◆ THE TASK ◆
Once the pictures are set aside, transcribe the remaining data exactly.

◆ DATA LINES ◆
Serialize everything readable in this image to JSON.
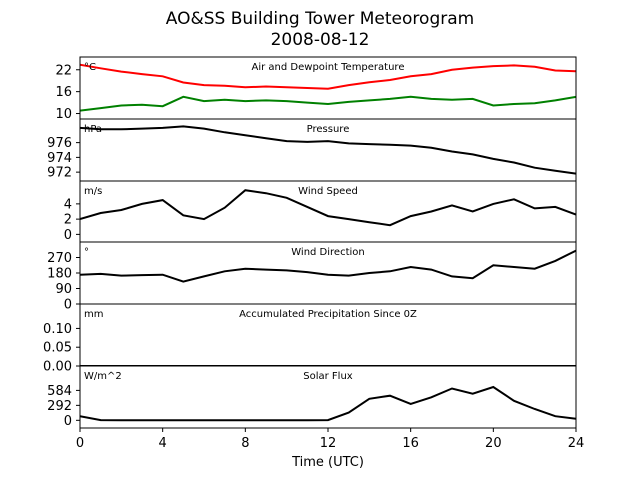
{
  "title": "AO&SS Building Tower Meteorogram",
  "subtitle": "2008-08-12",
  "chart_data": {
    "type": "line",
    "xlabel": "Time (UTC)",
    "x_ticks": [
      0,
      4,
      8,
      12,
      16,
      20,
      24
    ],
    "xlim": [
      0,
      24
    ],
    "panels": [
      {
        "title": "Air and Dewpoint Temperature",
        "unit": "°C",
        "ylim": [
          8.5,
          25.5
        ],
        "yticks": [
          10,
          16,
          22
        ],
        "series": [
          {
            "color": "#ff0000",
            "x": [
              0,
              1,
              2,
              3,
              4,
              5,
              6,
              7,
              8,
              9,
              10,
              11,
              12,
              13,
              14,
              15,
              16,
              17,
              18,
              19,
              20,
              21,
              22,
              23,
              24
            ],
            "y": [
              23.4,
              22.4,
              21.5,
              20.8,
              20.2,
              18.5,
              17.8,
              17.6,
              17.2,
              17.4,
              17.2,
              17.0,
              16.8,
              17.8,
              18.6,
              19.2,
              20.2,
              20.8,
              22.0,
              22.6,
              23.0,
              23.2,
              22.8,
              21.8,
              21.6
            ]
          },
          {
            "color": "#008000",
            "x": [
              0,
              1,
              2,
              3,
              4,
              5,
              6,
              7,
              8,
              9,
              10,
              11,
              12,
              13,
              14,
              15,
              16,
              17,
              18,
              19,
              20,
              21,
              22,
              23,
              24
            ],
            "y": [
              10.8,
              11.5,
              12.2,
              12.4,
              12.0,
              14.6,
              13.4,
              13.8,
              13.4,
              13.6,
              13.4,
              13.0,
              12.6,
              13.2,
              13.6,
              14.0,
              14.6,
              14.0,
              13.8,
              14.0,
              12.2,
              12.6,
              12.8,
              13.6,
              14.6
            ]
          }
        ]
      },
      {
        "title": "Pressure",
        "unit": "hPa",
        "ylim": [
          970.8,
          979.2
        ],
        "yticks": [
          972,
          974,
          976
        ],
        "series": [
          {
            "color": "#000000",
            "x": [
              0,
              1,
              2,
              3,
              4,
              5,
              6,
              7,
              8,
              9,
              10,
              11,
              12,
              13,
              14,
              15,
              16,
              17,
              18,
              19,
              20,
              21,
              22,
              23,
              24
            ],
            "y": [
              978.0,
              977.8,
              977.8,
              977.9,
              978.0,
              978.2,
              977.9,
              977.4,
              977.0,
              976.6,
              976.2,
              976.1,
              976.2,
              975.9,
              975.8,
              975.7,
              975.6,
              975.3,
              974.8,
              974.4,
              973.8,
              973.3,
              972.6,
              972.2,
              971.8
            ]
          }
        ]
      },
      {
        "title": "Wind Speed",
        "unit": "m/s",
        "ylim": [
          -1,
          7
        ],
        "yticks": [
          0,
          2,
          4
        ],
        "series": [
          {
            "color": "#000000",
            "x": [
              0,
              1,
              2,
              3,
              4,
              5,
              6,
              7,
              8,
              9,
              10,
              11,
              12,
              13,
              14,
              15,
              16,
              17,
              18,
              19,
              20,
              21,
              22,
              23,
              24
            ],
            "y": [
              2.0,
              2.8,
              3.2,
              4.0,
              4.5,
              2.5,
              2.0,
              3.5,
              5.8,
              5.4,
              4.8,
              3.6,
              2.4,
              2.0,
              1.6,
              1.2,
              2.4,
              3.0,
              3.8,
              3.0,
              4.0,
              4.6,
              3.4,
              3.6,
              2.6
            ]
          }
        ]
      },
      {
        "title": "Wind Direction",
        "unit": "°",
        "ylim": [
          0,
          360
        ],
        "yticks": [
          0,
          90,
          180,
          270
        ],
        "series": [
          {
            "color": "#000000",
            "x": [
              0,
              1,
              2,
              3,
              4,
              5,
              6,
              7,
              8,
              9,
              10,
              11,
              12,
              13,
              14,
              15,
              16,
              17,
              18,
              19,
              20,
              21,
              22,
              23,
              24
            ],
            "y": [
              170,
              175,
              165,
              168,
              170,
              130,
              160,
              190,
              205,
              200,
              195,
              185,
              170,
              165,
              180,
              190,
              215,
              200,
              160,
              150,
              225,
              215,
              205,
              250,
              310
            ]
          }
        ]
      },
      {
        "title": "Accumulated Precipitation Since 0Z",
        "unit": "mm",
        "ylim": [
          0,
          0.165
        ],
        "yticks": [
          0.0,
          0.05,
          0.1
        ],
        "ytick_labels": [
          "0.00",
          "0.05",
          "0.10"
        ],
        "series": [
          {
            "color": "#000000",
            "x": [
              0,
              24
            ],
            "y": [
              0,
              0
            ]
          }
        ]
      },
      {
        "title": "Solar Flux",
        "unit": "W/m^2",
        "ylim": [
          -150,
          1060
        ],
        "yticks": [
          0,
          292,
          584
        ],
        "series": [
          {
            "color": "#000000",
            "x": [
              0,
              1,
              2,
              3,
              4,
              5,
              6,
              7,
              8,
              9,
              10,
              11,
              12,
              13,
              14,
              15,
              16,
              17,
              18,
              19,
              20,
              21,
              22,
              23,
              24
            ],
            "y": [
              80,
              5,
              0,
              0,
              0,
              0,
              0,
              0,
              0,
              0,
              0,
              0,
              5,
              150,
              420,
              480,
              320,
              450,
              620,
              520,
              650,
              380,
              220,
              80,
              30
            ]
          }
        ]
      }
    ]
  }
}
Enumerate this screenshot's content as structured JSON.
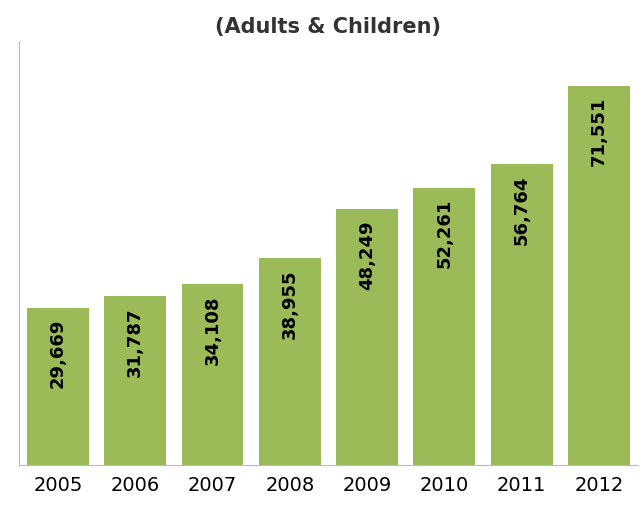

◆ EXERCISE RESPONSE ◆
Serialize everything readable in this image to JSON.
{
  "title": "AO&SS Building Tower Meteorogram",
  "subtitle": "2008-08-12",
  "chart_data": {
    "type": "line",
    "xlabel": "Time (UTC)",
    "x_ticks": [
      0,
      4,
      8,
      12,
      16,
      20,
      24
    ],
    "xlim": [
      0,
      24
    ],
    "panels": [
      {
        "title": "Air and Dewpoint Temperature",
        "unit": "°C",
        "ylim": [
          8.5,
          25.5
        ],
        "yticks": [
          10,
          16,
          22
        ],
        "series": [
          {
            "color": "#ff0000",
            "x": [
              0,
              1,
              2,
              3,
              4,
              5,
              6,
              7,
              8,
              9,
              10,
              11,
              12,
              13,
              14,
              15,
              16,
              17,
              18,
              19,
              20,
              21,
              22,
              23,
              24
            ],
            "y": [
              23.4,
              22.4,
              21.5,
              20.8,
              20.2,
              18.5,
              17.8,
              17.6,
              17.2,
              17.4,
              17.2,
              17.0,
              16.8,
              17.8,
              18.6,
              19.2,
              20.2,
              20.8,
              22.0,
              22.6,
              23.0,
              23.2,
              22.8,
              21.8,
              21.6
            ]
          },
          {
            "color": "#008000",
            "x": [
              0,
              1,
              2,
              3,
              4,
              5,
              6,
              7,
              8,
              9,
              10,
              11,
              12,
              13,
              14,
              15,
              16,
              17,
              18,
              19,
              20,
              21,
              22,
              23,
              24
            ],
            "y": [
              10.8,
              11.5,
              12.2,
              12.4,
              12.0,
              14.6,
              13.4,
              13.8,
              13.4,
              13.6,
              13.4,
              13.0,
              12.6,
              13.2,
              13.6,
              14.0,
              14.6,
              14.0,
              13.8,
              14.0,
              12.2,
              12.6,
              12.8,
              13.6,
              14.6
            ]
          }
        ]
      },
      {
        "title": "Pressure",
        "unit": "hPa",
        "ylim": [
          970.8,
          979.2
        ],
        "yticks": [
          972,
          974,
          976
        ],
        "series": [
          {
            "color": "#000000",
            "x": [
              0,
              1,
              2,
              3,
              4,
              5,
              6,
              7,
              8,
              9,
              10,
              11,
              12,
              13,
              14,
              15,
              16,
              17,
              18,
              19,
              20,
              21,
              22,
              23,
              24
            ],
            "y": [
              978.0,
              977.8,
              977.8,
              977.9,
              978.0,
              978.2,
              977.9,
              977.4,
              977.0,
              976.6,
              976.2,
              976.1,
              976.2,
              975.9,
              975.8,
              975.7,
              975.6,
              975.3,
              974.8,
              974.4,
              973.8,
              973.3,
              972.6,
              972.2,
              971.8
            ]
          }
        ]
      },
      {
        "title": "Wind Speed",
        "unit": "m/s",
        "ylim": [
          -1,
          7
        ],
        "yticks": [
          0,
          2,
          4
        ],
        "series": [
          {
            "color": "#000000",
            "x": [
              0,
              1,
              2,
              3,
              4,
              5,
              6,
              7,
              8,
              9,
              10,
              11,
              12,
              13,
              14,
              15,
              16,
              17,
              18,
              19,
              20,
              21,
              22,
              23,
              24
            ],
            "y": [
              2.0,
              2.8,
              3.2,
              4.0,
              4.5,
              2.5,
              2.0,
              3.5,
              5.8,
              5.4,
              4.8,
              3.6,
              2.4,
              2.0,
              1.6,
              1.2,
              2.4,
              3.0,
              3.8,
              3.0,
              4.0,
              4.6,
              3.4,
              3.6,
              2.6
            ]
          }
        ]
      },
      {
        "title": "Wind Direction",
        "unit": "°",
        "ylim": [
          0,
          360
        ],
        "yticks": [
          0,
          90,
          180,
          270
        ],
        "series": [
          {
            "color": "#000000",
            "x": [
              0,
              1,
              2,
              3,
              4,
              5,
              6,
              7,
              8,
              9,
              10,
              11,
              12,
              13,
              14,
              15,
              16,
              17,
              18,
              19,
              20,
              21,
              22,
              23,
              24
            ],
            "y": [
              170,
              175,
              165,
              168,
              170,
              130,
              160,
              190,
              205,
              200,
              195,
              185,
              170,
              165,
              180,
              190,
              215,
              200,
              160,
              150,
              225,
              215,
              205,
              250,
              310
            ]
          }
        ]
      },
      {
        "title": "Accumulated Precipitation Since 0Z",
        "unit": "mm",
        "ylim": [
          0,
          0.165
        ],
        "yticks": [
          0.0,
          0.05,
          0.1
        ],
        "ytick_labels": [
          "0.00",
          "0.05",
          "0.10"
        ],
        "series": [
          {
            "color": "#000000",
            "x": [
              0,
              24
            ],
            "y": [
              0,
              0
            ]
          }
        ]
      },
      {
        "title": "Solar Flux",
        "unit": "W/m^2",
        "ylim": [
          -150,
          1060
        ],
        "yticks": [
          0,
          292,
          584
        ],
        "series": [
          {
            "color": "#000000",
            "x": [
              0,
              1,
              2,
              3,
              4,
              5,
              6,
              7,
              8,
              9,
              10,
              11,
              12,
              13,
              14,
              15,
              16,
              17,
              18,
              19,
              20,
              21,
              22,
              23,
              24
            ],
            "y": [
              80,
              5,
              0,
              0,
              0,
              0,
              0,
              0,
              0,
              0,
              0,
              0,
              5,
              150,
              420,
              480,
              320,
              450,
              620,
              520,
              650,
              380,
              220,
              80,
              30
            ]
          }
        ]
      }
    ]
  }
}
Enumerate this screenshot's content as structured JSON.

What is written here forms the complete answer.